**What is needed:** Return the complete listing that follows, with each line reproduced exactly.

**Information supplied:**
════

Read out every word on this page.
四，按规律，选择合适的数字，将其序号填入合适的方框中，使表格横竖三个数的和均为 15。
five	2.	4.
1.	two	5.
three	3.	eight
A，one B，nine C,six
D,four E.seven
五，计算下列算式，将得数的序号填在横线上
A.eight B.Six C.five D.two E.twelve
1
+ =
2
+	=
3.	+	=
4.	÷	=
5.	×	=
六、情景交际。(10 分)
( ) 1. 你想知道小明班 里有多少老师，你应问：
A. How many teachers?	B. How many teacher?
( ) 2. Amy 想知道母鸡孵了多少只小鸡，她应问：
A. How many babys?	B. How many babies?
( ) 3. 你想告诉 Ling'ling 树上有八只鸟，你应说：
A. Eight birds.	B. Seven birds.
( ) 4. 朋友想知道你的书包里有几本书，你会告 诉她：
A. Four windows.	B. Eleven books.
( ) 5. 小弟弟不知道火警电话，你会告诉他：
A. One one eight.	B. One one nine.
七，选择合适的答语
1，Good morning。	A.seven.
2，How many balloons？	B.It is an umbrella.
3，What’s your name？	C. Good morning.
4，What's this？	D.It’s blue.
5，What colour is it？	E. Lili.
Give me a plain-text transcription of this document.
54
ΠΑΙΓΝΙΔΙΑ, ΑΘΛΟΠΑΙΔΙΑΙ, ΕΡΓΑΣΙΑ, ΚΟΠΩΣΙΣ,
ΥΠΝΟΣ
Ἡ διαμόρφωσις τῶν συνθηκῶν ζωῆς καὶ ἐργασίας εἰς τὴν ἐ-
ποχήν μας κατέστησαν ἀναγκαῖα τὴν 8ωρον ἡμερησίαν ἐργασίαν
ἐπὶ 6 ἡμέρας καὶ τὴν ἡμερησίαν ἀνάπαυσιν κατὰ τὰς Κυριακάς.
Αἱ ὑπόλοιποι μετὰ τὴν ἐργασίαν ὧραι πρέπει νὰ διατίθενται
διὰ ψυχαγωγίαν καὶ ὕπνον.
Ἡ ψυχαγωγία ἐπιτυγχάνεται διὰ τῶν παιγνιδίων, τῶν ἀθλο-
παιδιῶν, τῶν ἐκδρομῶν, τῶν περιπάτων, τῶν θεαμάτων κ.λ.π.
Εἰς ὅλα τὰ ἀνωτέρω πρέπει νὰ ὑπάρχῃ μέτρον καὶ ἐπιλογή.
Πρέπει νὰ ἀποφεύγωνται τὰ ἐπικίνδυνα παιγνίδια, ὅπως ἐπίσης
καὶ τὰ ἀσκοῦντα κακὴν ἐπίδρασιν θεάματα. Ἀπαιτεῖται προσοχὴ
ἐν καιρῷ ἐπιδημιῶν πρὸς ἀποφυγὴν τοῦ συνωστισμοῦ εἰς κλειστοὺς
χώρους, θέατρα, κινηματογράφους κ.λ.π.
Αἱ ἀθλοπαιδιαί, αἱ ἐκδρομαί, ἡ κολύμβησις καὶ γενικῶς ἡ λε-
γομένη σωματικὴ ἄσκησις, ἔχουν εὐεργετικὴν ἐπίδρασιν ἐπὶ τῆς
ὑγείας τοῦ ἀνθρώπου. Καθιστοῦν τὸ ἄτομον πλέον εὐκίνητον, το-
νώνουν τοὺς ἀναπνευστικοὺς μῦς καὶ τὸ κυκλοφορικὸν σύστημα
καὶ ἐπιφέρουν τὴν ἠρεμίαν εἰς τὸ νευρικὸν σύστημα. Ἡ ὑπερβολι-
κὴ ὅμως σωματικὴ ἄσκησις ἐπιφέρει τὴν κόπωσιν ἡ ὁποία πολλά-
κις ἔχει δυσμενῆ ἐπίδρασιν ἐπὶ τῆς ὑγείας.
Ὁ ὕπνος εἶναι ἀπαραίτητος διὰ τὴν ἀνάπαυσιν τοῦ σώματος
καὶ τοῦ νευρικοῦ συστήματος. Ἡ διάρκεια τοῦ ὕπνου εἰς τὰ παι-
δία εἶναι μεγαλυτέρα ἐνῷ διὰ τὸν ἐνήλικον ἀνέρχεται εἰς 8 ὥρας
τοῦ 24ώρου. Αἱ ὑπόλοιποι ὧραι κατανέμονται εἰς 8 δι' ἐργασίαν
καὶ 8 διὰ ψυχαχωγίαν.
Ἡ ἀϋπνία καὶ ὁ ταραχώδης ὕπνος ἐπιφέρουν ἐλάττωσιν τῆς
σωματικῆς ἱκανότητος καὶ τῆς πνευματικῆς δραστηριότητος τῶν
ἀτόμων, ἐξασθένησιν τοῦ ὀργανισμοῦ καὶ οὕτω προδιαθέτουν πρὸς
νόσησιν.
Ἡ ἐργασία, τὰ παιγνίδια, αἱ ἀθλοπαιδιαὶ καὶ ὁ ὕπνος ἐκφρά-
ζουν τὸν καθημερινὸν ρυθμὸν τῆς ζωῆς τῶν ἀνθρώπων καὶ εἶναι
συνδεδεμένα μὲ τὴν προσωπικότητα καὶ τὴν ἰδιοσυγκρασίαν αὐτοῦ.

════

**Response:**
Read out every word on this page.
四，按规律，选择合适的数字，将其序号填入合适的方框中，使表格横竖三个数的和均为 15。
five	2.	4.
1.	two	5.
three	3.	eight
A，one B，nine C,six
D,four E.seven
五，计算下列算式，将得数的序号填在横线上
A.eight B.Six C.five D.two E.twelve
1
+ =
2
+	=
3.	+	=
4.	÷	=
5.	×	=
六、情景交际。(10 分)
( ) 1. 你想知道小明班 里有多少老师，你应问：
A. How many teachers?	B. How many teacher?
( ) 2. Amy 想知道母鸡孵了多少只小鸡，她应问：
A. How many babys?	B. How many babies?
( ) 3. 你想告诉 Ling'ling 树上有八只鸟，你应说：
A. Eight birds.	B. Seven birds.
( ) 4. 朋友想知道你的书包里有几本书，你会告 诉她：
A. Four windows.	B. Eleven books.
( ) 5. 小弟弟不知道火警电话，你会告诉他：
A. One one eight.	B. One one nine.
七，选择合适的答语
1，Good morning。	A.seven.
2，How many balloons？	B.It is an umbrella.
3，What’s your name？	C. Good morning.
4，What's this？	D.It’s blue.
5，What colour is it？	E. Lili.
Give me a plain-text transcription of this document.
54
ΠΑΙΓΝΙΔΙΑ, ΑΘΛΟΠΑΙΔΙΑΙ, ΕΡΓΑΣΙΑ, ΚΟΠΩΣΙΣ,
ΥΠΝΟΣ
Ἡ διαμόρφωσις τῶν συνθηκῶν ζωῆς καὶ ἐργασίας εἰς τὴν ἐ-
ποχήν μας κατέστησαν ἀναγκαῖα τὴν 8ωρον ἡμερησίαν ἐργασίαν
ἐπὶ 6 ἡμέρας καὶ τὴν ἡμερησίαν ἀνάπαυσιν κατὰ τὰς Κυριακάς.
Αἱ ὑπόλοιποι μετὰ τὴν ἐργασίαν ὧραι πρέπει νὰ διατίθενται
διὰ ψυχαγωγίαν καὶ ὕπνον.
Ἡ ψυχαγωγία ἐπιτυγχάνεται διὰ τῶν παιγνιδίων, τῶν ἀθλο-
παιδιῶν, τῶν ἐκδρομῶν, τῶν περιπάτων, τῶν θεαμάτων κ.λ.π.
Εἰς ὅλα τὰ ἀνωτέρω πρέπει νὰ ὑπάρχῃ μέτρον καὶ ἐπιλογή.
Πρέπει νὰ ἀποφεύγωνται τὰ ἐπικίνδυνα παιγνίδια, ὅπως ἐπίσης
καὶ τὰ ἀσκοῦντα κακὴν ἐπίδρασιν θεάματα. Ἀπαιτεῖται προσοχὴ
ἐν καιρῷ ἐπιδημιῶν πρὸς ἀποφυγὴν τοῦ συνωστισμοῦ εἰς κλειστοὺς
χώρους, θέατρα, κινηματογράφους κ.λ.π.
Αἱ ἀθλοπαιδιαί, αἱ ἐκδρομαί, ἡ κολύμβησις καὶ γενικῶς ἡ λε-
γομένη σωματικὴ ἄσκησις, ἔχουν εὐεργετικὴν ἐπίδρασιν ἐπὶ τῆς
ὑγείας τοῦ ἀνθρώπου. Καθιστοῦν τὸ ἄτομον πλέον εὐκίνητον, το-
νώνουν τοὺς ἀναπνευστικοὺς μῦς καὶ τὸ κυκλοφορικὸν σύστημα
καὶ ἐπιφέρουν τὴν ἠρεμίαν εἰς τὸ νευρικὸν σύστημα. Ἡ ὑπερβολι-
κὴ ὅμως σωματικὴ ἄσκησις ἐπιφέρει τὴν κόπωσιν ἡ ὁποία πολλά-
κις ἔχει δυσμενῆ ἐπίδρασιν ἐπὶ τῆς ὑγείας.
Ὁ ὕπνος εἶναι ἀπαραίτητος διὰ τὴν ἀνάπαυσιν τοῦ σώματος
καὶ τοῦ νευρικοῦ συστήματος. Ἡ διάρκεια τοῦ ὕπνου εἰς τὰ παι-
δία εἶναι μεγαλυτέρα ἐνῷ διὰ τὸν ἐνήλικον ἀνέρχεται εἰς 8 ὥρας
τοῦ 24ώρου. Αἱ ὑπόλοιποι ὧραι κατανέμονται εἰς 8 δι' ἐργασίαν
καὶ 8 διὰ ψυχαχωγίαν.
Ἡ ἀϋπνία καὶ ὁ ταραχώδης ὕπνος ἐπιφέρουν ἐλάττωσιν τῆς
σωματικῆς ἱκανότητος καὶ τῆς πνευματικῆς δραστηριότητος τῶν
ἀτόμων, ἐξασθένησιν τοῦ ὀργανισμοῦ καὶ οὕτω προδιαθέτουν πρὸς
νόσησιν.
Ἡ ἐργασία, τὰ παιγνίδια, αἱ ἀθλοπαιδιαὶ καὶ ὁ ὕπνος ἐκφρά-
ζουν τὸν καθημερινὸν ρυθμὸν τῆς ζωῆς τῶν ἀνθρώπων καὶ εἶναι
συνδεδεμένα μὲ τὴν προσωπικότητα καὶ τὴν ἰδιοσυγκρασίαν αὐτοῦ.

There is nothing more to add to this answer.